Geef uit de vermeldingen hieronder alles van de regel met "page-subtitle: Easily convert" tot en met de regel met "chevron-down-icon <box>786 17 794 28</box>" ongewijzigd terug, zonder andere regels.

◆ TAAKGEGEVENS
* * * * *
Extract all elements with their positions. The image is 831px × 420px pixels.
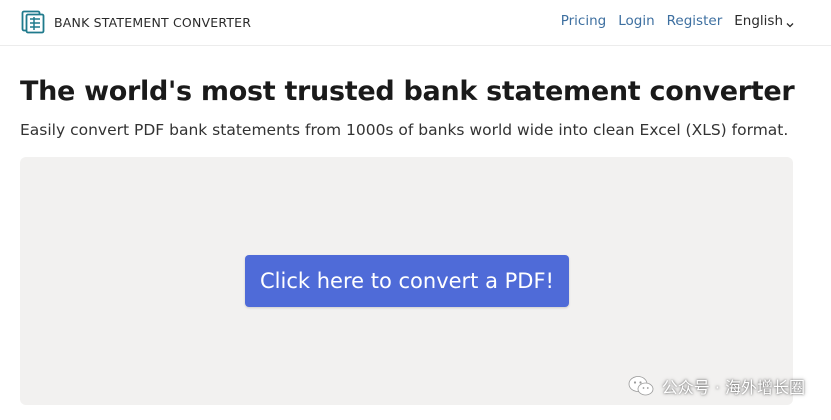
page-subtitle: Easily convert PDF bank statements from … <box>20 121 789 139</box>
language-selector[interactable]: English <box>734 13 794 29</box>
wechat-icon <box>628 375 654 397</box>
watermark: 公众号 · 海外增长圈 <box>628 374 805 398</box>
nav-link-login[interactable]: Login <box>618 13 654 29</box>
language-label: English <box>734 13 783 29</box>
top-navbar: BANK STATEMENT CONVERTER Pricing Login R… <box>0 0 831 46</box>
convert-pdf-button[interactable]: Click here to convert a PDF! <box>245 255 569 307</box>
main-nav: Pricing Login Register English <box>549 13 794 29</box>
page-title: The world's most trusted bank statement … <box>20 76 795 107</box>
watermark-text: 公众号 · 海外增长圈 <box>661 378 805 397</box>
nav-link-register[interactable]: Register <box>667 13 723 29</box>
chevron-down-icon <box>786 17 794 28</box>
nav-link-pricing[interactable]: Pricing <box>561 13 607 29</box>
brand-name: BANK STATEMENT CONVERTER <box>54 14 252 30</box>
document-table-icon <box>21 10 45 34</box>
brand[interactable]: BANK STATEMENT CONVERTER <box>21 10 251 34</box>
* * * * *
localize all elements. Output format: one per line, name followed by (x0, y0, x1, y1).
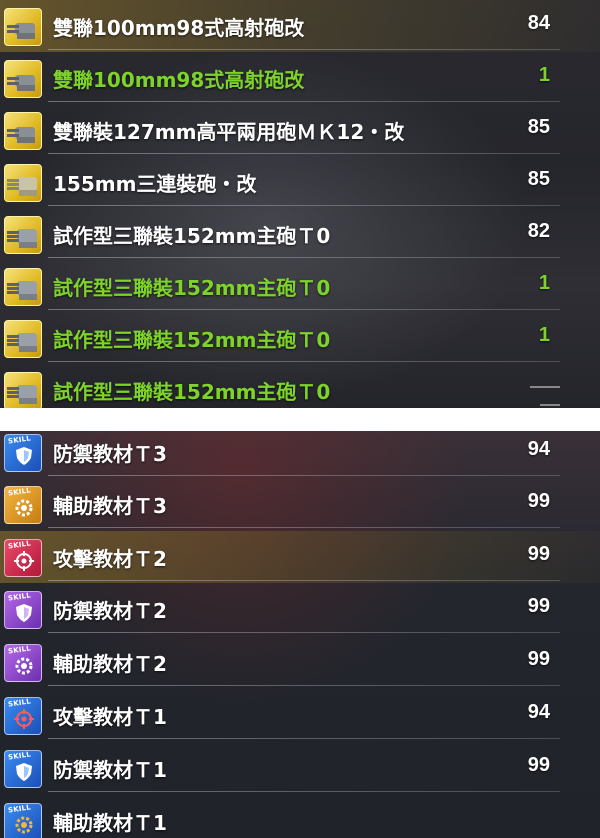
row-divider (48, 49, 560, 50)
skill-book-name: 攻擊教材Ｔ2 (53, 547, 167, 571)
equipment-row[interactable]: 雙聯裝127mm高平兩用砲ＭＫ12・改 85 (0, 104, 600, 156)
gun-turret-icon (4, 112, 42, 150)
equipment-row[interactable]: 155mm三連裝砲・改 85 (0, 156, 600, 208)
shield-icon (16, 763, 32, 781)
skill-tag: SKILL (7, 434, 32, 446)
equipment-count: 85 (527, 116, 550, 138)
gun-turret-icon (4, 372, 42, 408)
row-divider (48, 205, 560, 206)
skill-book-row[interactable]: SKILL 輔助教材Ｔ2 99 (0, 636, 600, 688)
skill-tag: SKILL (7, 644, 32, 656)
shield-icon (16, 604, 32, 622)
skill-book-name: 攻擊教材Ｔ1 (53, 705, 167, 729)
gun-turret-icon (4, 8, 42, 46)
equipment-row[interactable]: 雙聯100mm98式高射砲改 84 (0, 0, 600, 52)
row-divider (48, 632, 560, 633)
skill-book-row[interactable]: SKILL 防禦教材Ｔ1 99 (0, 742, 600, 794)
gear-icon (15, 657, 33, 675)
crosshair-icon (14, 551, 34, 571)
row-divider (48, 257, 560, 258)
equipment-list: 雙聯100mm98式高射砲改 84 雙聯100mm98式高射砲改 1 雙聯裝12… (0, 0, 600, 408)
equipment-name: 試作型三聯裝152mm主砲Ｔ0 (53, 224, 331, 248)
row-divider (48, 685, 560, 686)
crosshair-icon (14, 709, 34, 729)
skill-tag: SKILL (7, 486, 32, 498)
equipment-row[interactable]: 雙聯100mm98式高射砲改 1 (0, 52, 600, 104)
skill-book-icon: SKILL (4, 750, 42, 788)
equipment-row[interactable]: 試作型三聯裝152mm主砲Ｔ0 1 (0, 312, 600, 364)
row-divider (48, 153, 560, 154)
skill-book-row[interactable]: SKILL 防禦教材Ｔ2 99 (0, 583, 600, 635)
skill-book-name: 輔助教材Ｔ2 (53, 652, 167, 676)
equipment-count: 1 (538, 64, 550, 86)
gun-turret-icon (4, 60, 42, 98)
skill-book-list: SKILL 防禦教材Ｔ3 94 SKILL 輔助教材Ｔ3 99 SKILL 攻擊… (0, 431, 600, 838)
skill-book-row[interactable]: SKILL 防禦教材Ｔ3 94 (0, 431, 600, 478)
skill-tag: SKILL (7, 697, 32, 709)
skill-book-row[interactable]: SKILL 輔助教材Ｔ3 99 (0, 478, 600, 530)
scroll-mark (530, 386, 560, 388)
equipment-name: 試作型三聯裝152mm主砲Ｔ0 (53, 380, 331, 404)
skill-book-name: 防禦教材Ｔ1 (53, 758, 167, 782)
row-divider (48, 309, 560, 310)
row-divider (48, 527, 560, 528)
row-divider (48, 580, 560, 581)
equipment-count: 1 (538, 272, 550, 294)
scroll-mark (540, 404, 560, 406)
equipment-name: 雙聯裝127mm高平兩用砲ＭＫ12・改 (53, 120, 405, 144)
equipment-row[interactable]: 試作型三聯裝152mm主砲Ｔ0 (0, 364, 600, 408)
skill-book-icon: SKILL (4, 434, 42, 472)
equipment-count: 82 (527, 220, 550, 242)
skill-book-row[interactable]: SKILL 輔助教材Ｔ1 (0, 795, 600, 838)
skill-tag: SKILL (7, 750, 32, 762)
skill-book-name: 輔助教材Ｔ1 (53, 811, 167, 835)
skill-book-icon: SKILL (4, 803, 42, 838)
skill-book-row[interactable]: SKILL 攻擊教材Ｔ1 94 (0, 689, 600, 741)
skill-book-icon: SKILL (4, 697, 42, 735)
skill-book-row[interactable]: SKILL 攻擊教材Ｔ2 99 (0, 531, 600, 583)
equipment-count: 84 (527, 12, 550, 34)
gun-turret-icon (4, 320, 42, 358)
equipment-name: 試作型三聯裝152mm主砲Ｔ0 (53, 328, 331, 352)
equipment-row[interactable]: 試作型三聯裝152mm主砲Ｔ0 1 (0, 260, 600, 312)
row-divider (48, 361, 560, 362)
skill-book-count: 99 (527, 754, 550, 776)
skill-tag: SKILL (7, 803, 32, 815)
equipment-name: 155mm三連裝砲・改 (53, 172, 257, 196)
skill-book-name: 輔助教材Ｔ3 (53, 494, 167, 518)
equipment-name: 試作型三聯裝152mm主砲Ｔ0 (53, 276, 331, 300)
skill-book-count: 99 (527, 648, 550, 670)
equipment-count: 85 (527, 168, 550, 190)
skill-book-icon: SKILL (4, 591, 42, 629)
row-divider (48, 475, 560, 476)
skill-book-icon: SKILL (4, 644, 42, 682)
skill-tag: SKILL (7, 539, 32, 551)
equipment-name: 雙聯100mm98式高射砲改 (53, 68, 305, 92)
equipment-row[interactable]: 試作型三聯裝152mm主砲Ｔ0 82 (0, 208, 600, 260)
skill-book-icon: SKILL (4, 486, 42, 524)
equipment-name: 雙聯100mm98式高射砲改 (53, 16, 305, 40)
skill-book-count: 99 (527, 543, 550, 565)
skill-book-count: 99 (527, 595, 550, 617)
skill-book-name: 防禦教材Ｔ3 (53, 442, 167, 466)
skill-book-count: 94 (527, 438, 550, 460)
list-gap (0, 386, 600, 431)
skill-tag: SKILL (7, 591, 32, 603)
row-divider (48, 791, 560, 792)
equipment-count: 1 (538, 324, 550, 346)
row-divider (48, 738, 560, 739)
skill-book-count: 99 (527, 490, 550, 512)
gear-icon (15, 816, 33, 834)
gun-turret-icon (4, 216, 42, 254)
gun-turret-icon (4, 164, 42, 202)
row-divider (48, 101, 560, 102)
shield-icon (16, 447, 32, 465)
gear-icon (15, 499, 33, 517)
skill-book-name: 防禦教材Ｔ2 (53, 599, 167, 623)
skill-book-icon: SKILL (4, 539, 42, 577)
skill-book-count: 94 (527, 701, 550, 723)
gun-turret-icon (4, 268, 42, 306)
* * * * *
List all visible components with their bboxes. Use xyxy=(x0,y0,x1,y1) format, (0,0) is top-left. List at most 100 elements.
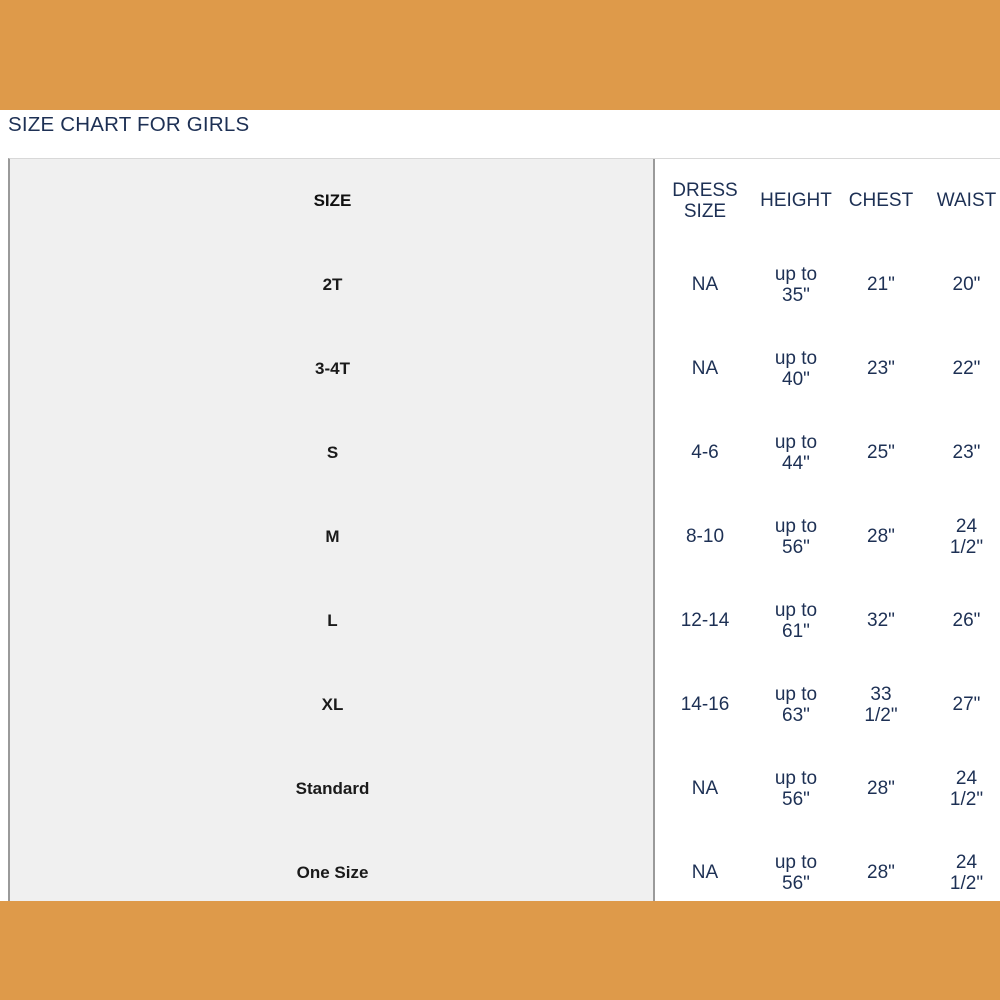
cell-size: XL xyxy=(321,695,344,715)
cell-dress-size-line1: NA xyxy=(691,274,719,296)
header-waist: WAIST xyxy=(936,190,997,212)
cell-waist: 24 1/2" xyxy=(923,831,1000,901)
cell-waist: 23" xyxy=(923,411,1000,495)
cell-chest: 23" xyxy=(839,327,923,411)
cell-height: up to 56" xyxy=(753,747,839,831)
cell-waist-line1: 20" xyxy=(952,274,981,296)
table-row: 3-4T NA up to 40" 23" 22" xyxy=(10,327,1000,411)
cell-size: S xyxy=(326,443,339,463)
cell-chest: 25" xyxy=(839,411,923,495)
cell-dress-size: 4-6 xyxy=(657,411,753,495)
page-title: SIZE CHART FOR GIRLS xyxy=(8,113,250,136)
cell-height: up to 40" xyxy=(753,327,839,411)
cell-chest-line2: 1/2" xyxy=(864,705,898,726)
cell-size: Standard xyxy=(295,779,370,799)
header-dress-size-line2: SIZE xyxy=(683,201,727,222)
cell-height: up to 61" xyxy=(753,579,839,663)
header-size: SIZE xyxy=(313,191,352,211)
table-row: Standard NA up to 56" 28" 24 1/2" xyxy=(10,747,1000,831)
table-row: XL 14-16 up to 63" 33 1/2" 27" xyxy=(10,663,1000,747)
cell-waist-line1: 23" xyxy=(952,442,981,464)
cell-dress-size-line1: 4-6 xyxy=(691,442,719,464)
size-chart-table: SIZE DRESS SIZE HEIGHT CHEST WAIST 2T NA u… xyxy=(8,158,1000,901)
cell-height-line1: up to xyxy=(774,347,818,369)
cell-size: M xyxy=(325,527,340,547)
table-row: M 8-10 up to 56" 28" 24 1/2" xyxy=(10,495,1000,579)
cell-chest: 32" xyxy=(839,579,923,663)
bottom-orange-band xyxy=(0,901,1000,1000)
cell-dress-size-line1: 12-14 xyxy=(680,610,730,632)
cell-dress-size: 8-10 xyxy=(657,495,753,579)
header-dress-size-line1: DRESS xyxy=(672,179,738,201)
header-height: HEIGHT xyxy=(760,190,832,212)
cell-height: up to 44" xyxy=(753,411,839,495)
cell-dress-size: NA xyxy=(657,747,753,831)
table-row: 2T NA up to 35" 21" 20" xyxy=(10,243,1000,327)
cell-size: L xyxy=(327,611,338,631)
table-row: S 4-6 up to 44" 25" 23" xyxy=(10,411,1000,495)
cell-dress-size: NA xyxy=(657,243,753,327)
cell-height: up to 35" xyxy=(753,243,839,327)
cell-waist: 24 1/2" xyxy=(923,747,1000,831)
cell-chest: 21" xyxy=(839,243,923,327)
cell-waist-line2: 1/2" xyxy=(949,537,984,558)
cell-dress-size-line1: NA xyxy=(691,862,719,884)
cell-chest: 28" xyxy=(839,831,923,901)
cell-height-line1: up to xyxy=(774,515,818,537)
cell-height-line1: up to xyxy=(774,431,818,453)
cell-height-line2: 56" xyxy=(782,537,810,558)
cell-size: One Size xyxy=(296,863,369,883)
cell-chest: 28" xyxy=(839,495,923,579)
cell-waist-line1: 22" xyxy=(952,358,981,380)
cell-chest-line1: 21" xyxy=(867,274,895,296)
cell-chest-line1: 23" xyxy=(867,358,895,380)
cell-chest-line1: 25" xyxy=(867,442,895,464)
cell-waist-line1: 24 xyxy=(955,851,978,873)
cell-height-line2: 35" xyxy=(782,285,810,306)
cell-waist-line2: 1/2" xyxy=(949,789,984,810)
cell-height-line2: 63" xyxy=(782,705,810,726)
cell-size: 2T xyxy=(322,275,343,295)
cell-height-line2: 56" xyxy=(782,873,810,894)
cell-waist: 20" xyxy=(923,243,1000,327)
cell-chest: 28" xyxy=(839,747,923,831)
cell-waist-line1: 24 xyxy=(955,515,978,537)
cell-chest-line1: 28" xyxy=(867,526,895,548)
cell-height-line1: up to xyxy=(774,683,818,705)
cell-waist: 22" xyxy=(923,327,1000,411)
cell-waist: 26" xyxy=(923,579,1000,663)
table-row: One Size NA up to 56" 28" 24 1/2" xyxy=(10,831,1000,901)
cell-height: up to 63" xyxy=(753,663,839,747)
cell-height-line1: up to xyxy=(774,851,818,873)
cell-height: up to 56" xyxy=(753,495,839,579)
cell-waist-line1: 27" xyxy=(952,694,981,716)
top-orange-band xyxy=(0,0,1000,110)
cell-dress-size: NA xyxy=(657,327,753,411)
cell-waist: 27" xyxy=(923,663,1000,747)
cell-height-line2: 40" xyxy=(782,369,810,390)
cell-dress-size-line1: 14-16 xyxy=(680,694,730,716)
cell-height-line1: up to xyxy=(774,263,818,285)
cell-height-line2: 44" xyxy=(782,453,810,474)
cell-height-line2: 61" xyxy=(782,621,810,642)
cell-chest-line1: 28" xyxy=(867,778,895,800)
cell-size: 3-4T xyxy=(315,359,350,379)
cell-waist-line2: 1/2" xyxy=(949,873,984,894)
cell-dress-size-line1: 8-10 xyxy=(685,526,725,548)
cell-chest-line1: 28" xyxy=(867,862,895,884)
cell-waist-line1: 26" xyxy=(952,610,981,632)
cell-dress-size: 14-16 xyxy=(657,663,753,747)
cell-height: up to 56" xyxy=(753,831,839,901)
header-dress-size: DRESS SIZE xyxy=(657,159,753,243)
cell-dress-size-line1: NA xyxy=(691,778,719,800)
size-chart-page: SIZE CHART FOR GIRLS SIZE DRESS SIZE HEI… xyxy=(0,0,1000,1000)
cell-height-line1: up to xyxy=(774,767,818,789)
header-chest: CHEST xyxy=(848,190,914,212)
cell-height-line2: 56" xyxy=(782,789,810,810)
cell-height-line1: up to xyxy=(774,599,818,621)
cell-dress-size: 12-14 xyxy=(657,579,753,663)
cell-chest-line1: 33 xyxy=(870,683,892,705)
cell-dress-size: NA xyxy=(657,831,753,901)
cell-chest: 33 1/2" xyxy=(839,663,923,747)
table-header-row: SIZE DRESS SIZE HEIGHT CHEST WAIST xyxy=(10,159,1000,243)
* * * * *
◆ UITGEWERKTE OPLOSSING
page-subtitle: Easily convert PDF bank statements from … <box>20 121 789 139</box>
language-selector[interactable]: English <box>734 13 794 29</box>
wechat-icon <box>628 375 654 397</box>
watermark: 公众号 · 海外增长圈 <box>628 374 805 398</box>
nav-link-login[interactable]: Login <box>618 13 654 29</box>
language-label: English <box>734 13 783 29</box>
top-navbar: BANK STATEMENT CONVERTER Pricing Login R… <box>0 0 831 46</box>
convert-pdf-button[interactable]: Click here to convert a PDF! <box>245 255 569 307</box>
main-nav: Pricing Login Register English <box>549 13 794 29</box>
page-title: The world's most trusted bank statement … <box>20 76 795 107</box>
watermark-text: 公众号 · 海外增长圈 <box>661 378 805 397</box>
nav-link-register[interactable]: Register <box>667 13 723 29</box>
chevron-down-icon <box>786 17 794 28</box>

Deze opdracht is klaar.